Quote the data below in full, minus the images.

# DATA IN THIS EXERCISE
·····

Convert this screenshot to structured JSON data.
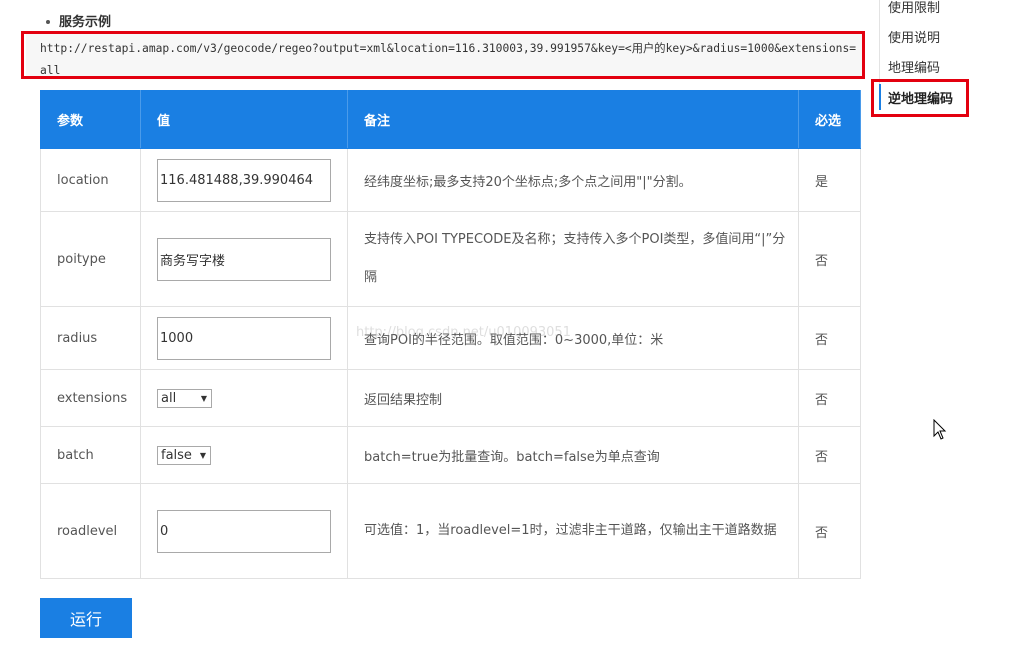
{
  "section": {
    "title": "服务示例"
  },
  "example": {
    "url": "http://restapi.amap.com/v3/geocode/regeo?output=xml&location=116.310003,39.991957&key=<用户的key>&radius=1000&extensions=all"
  },
  "table": {
    "headers": [
      "参数",
      "值",
      "备注",
      "必选"
    ],
    "rows": [
      {
        "param": "location",
        "value": "116.481488,39.990464",
        "note": "经纬度坐标;最多支持20个坐标点;多个点之间用\"|\"分割。",
        "required": "是"
      },
      {
        "param": "poitype",
        "value": "商务写字楼",
        "note": "支持传入POI TYPECODE及名称；支持传入多个POI类型，多值间用“|”分隔",
        "required": "否"
      },
      {
        "param": "radius",
        "value": "1000",
        "note": "查询POI的半径范围。取值范围：0~3000,单位：米",
        "required": "否"
      },
      {
        "param": "extensions",
        "value": "all",
        "note": "返回结果控制",
        "required": "否"
      },
      {
        "param": "batch",
        "value": "false",
        "note": "batch=true为批量查询。batch=false为单点查询",
        "required": "否"
      },
      {
        "param": "roadlevel",
        "value": "0",
        "note": "可选值：1，当roadlevel=1时，过滤非主干道路，仅输出主干道路数据",
        "required": "否"
      }
    ]
  },
  "run_button": {
    "label": "运行"
  },
  "sidebar": {
    "items": [
      {
        "label": "使用限制",
        "active": false
      },
      {
        "label": "使用说明",
        "active": false
      },
      {
        "label": "地理编码",
        "active": false
      },
      {
        "label": "逆地理编码",
        "active": true
      }
    ]
  },
  "watermark": {
    "text": "http://blog.csdn.net/u010093051"
  },
  "colors": {
    "accent": "#1a7fe3",
    "highlight": "#e3000f"
  }
}
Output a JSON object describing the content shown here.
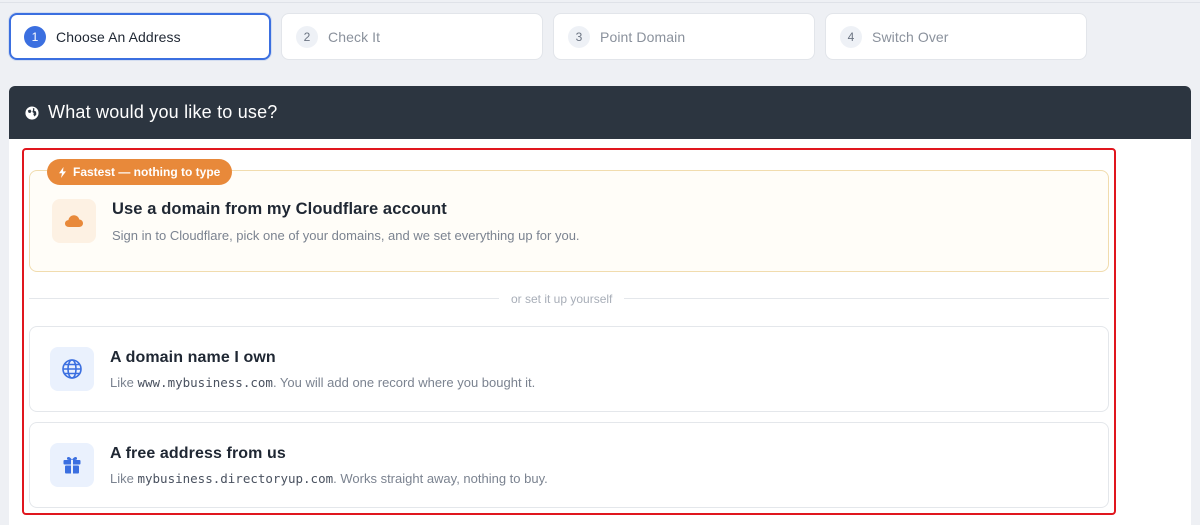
{
  "stepper": {
    "steps": [
      {
        "num": "1",
        "label": "Choose An Address"
      },
      {
        "num": "2",
        "label": "Check It"
      },
      {
        "num": "3",
        "label": "Point Domain"
      },
      {
        "num": "4",
        "label": "Switch Over"
      }
    ],
    "active_step": 1
  },
  "panel": {
    "title": "What would you like to use?",
    "header_icon": "globe-icon"
  },
  "featured_option": {
    "badge": "Fastest — nothing to type",
    "badge_icon": "bolt-icon",
    "icon": "cloud-icon",
    "title": "Use a domain from my Cloudflare account",
    "description": "Sign in to Cloudflare, pick one of your domains, and we set everything up for you."
  },
  "divider_text": "or set it up yourself",
  "options": [
    {
      "icon": "globe-icon",
      "title": "A domain name I own",
      "desc_prefix": "Like ",
      "desc_code": "www.mybusiness.com",
      "desc_suffix": ". You will add one record where you bought it."
    },
    {
      "icon": "gift-icon",
      "title": "A free address from us",
      "desc_prefix": "Like ",
      "desc_code": "mybusiness.directoryup.com",
      "desc_suffix": ". Works straight away, nothing to buy."
    }
  ],
  "colors": {
    "accent": "#3b6fe0",
    "header_bg": "#2c3540",
    "badge_bg": "#e8893a",
    "highlight": "#e0161e"
  }
}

·····

# EXERCISE RESULT
Convert this screenshot to structured JSON data.
{
  "section": {
    "title": "服务示例"
  },
  "example": {
    "url": "http://restapi.amap.com/v3/geocode/regeo?output=xml&location=116.310003,39.991957&key=<用户的key>&radius=1000&extensions=all"
  },
  "table": {
    "headers": [
      "参数",
      "值",
      "备注",
      "必选"
    ],
    "rows": [
      {
        "param": "location",
        "value": "116.481488,39.990464",
        "note": "经纬度坐标;最多支持20个坐标点;多个点之间用\"|\"分割。",
        "required": "是"
      },
      {
        "param": "poitype",
        "value": "商务写字楼",
        "note": "支持传入POI TYPECODE及名称；支持传入多个POI类型，多值间用“|”分隔",
        "required": "否"
      },
      {
        "param": "radius",
        "value": "1000",
        "note": "查询POI的半径范围。取值范围：0~3000,单位：米",
        "required": "否"
      },
      {
        "param": "extensions",
        "value": "all",
        "note": "返回结果控制",
        "required": "否"
      },
      {
        "param": "batch",
        "value": "false",
        "note": "batch=true为批量查询。batch=false为单点查询",
        "required": "否"
      },
      {
        "param": "roadlevel",
        "value": "0",
        "note": "可选值：1，当roadlevel=1时，过滤非主干道路，仅输出主干道路数据",
        "required": "否"
      }
    ]
  },
  "run_button": {
    "label": "运行"
  },
  "sidebar": {
    "items": [
      {
        "label": "使用限制",
        "active": false
      },
      {
        "label": "使用说明",
        "active": false
      },
      {
        "label": "地理编码",
        "active": false
      },
      {
        "label": "逆地理编码",
        "active": true
      }
    ]
  },
  "watermark": {
    "text": "http://blog.csdn.net/u010093051"
  },
  "colors": {
    "accent": "#1a7fe3",
    "highlight": "#e3000f"
  }
}
Output a JSON object describing the content shown here.
{
  "stepper": {
    "steps": [
      {
        "num": "1",
        "label": "Choose An Address"
      },
      {
        "num": "2",
        "label": "Check It"
      },
      {
        "num": "3",
        "label": "Point Domain"
      },
      {
        "num": "4",
        "label": "Switch Over"
      }
    ],
    "active_step": 1
  },
  "panel": {
    "title": "What would you like to use?",
    "header_icon": "globe-icon"
  },
  "featured_option": {
    "badge": "Fastest — nothing to type",
    "badge_icon": "bolt-icon",
    "icon": "cloud-icon",
    "title": "Use a domain from my Cloudflare account",
    "description": "Sign in to Cloudflare, pick one of your domains, and we set everything up for you."
  },
  "divider_text": "or set it up yourself",
  "options": [
    {
      "icon": "globe-icon",
      "title": "A domain name I own",
      "desc_prefix": "Like ",
      "desc_code": "www.mybusiness.com",
      "desc_suffix": ". You will add one record where you bought it."
    },
    {
      "icon": "gift-icon",
      "title": "A free address from us",
      "desc_prefix": "Like ",
      "desc_code": "mybusiness.directoryup.com",
      "desc_suffix": ". Works straight away, nothing to buy."
    }
  ],
  "colors": {
    "accent": "#3b6fe0",
    "header_bg": "#2c3540",
    "badge_bg": "#e8893a",
    "highlight": "#e0161e"
  }
}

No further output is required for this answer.